REQUIREMENTS | Look through the material below. Copy each line that contains the string "fecha".

THE INPUT |
※ ※ ※

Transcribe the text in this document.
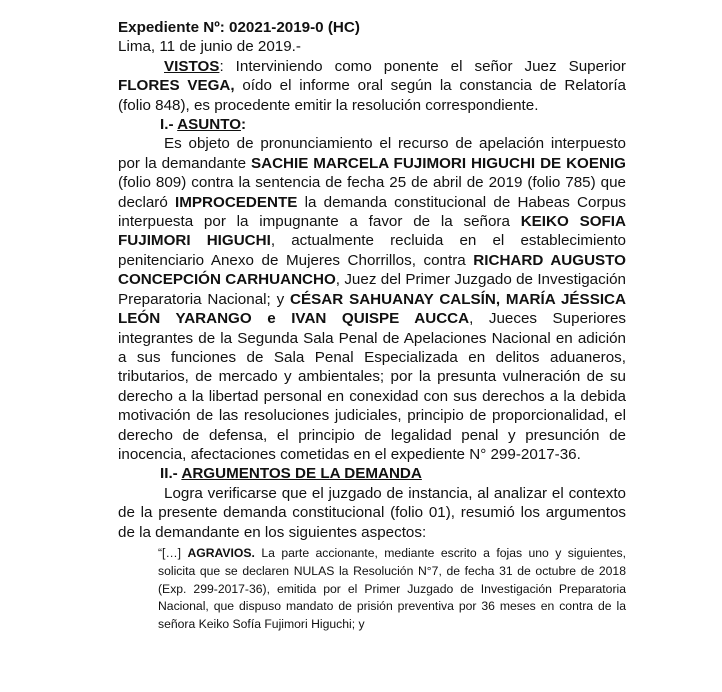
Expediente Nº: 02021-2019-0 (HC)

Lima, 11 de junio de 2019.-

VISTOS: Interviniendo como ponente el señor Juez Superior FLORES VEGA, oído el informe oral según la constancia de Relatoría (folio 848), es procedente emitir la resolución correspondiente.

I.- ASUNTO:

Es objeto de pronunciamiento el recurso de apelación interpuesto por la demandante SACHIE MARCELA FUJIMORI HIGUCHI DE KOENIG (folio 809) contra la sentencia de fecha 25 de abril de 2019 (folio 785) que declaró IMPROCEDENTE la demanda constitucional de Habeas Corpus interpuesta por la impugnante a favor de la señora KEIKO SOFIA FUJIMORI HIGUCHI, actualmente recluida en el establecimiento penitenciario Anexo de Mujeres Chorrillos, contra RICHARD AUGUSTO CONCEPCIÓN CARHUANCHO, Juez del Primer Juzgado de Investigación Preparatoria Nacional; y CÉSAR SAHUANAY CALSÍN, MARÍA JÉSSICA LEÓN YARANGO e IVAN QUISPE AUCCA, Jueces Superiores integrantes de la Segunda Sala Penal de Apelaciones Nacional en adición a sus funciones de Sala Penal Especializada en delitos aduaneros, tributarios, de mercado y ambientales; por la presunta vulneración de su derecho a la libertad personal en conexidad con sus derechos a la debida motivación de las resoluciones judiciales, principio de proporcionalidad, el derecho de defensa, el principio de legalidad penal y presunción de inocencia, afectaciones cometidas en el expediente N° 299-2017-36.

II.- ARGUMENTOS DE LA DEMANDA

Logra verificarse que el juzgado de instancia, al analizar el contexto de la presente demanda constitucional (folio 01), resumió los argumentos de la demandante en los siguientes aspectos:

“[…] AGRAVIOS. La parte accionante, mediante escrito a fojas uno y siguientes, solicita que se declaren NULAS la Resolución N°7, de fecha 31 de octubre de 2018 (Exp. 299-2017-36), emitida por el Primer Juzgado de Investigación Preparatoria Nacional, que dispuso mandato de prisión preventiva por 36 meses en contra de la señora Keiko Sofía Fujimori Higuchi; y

※ ※ ※

SOLUTION BELOW |
Es objeto de pronunciamiento el recurso de apelación interpuesto por la demandante SACHIE MARCELA FUJIMORI HIGUCHI DE KOENIG (folio 809) contra la sentencia de fecha 25 de abril de 2019 (folio 785) que declaró IMPROCEDENTE la demanda constitucional de Habeas Corpus interpuesta por la impugnante a favor de la señora KEIKO SOFIA FUJIMORI HIGUCHI, actualmente recluida en el establecimiento penitenciario Anexo de Mujeres Chorrillos, contra RICHARD AUGUSTO CONCEPCIÓN CARHUANCHO, Juez del Primer Juzgado de Investigación Preparatoria Nacional; y CÉSAR SAHUANAY CALSÍN, MARÍA JÉSSICA LEÓN YARANGO e IVAN QUISPE AUCCA, Jueces Superiores integrantes de la Segunda Sala Penal de Apelaciones Nacional en adición a sus funciones de Sala Penal Especializada en delitos aduaneros, tributarios, de mercado y ambientales; por la presunta vulneración de su derecho a la libertad personal en conexidad con sus derechos a la debida motivación de las resoluciones judiciales, principio de proporcionalidad, el derecho de defensa, el principio de legalidad penal y presunción de inocencia, afectaciones cometidas en el expediente N° 299-2017-36.
“[…] AGRAVIOS. La parte accionante, mediante escrito a fojas uno y siguientes, solicita que se declaren NULAS la Resolución N°7, de fecha 31 de octubre de 2018 (Exp. 299-2017-36), emitida por el Primer Juzgado de Investigación Preparatoria Nacional, que dispuso mandato de prisión preventiva por 36 meses en contra de la señora Keiko Sofía Fujimori Higuchi; y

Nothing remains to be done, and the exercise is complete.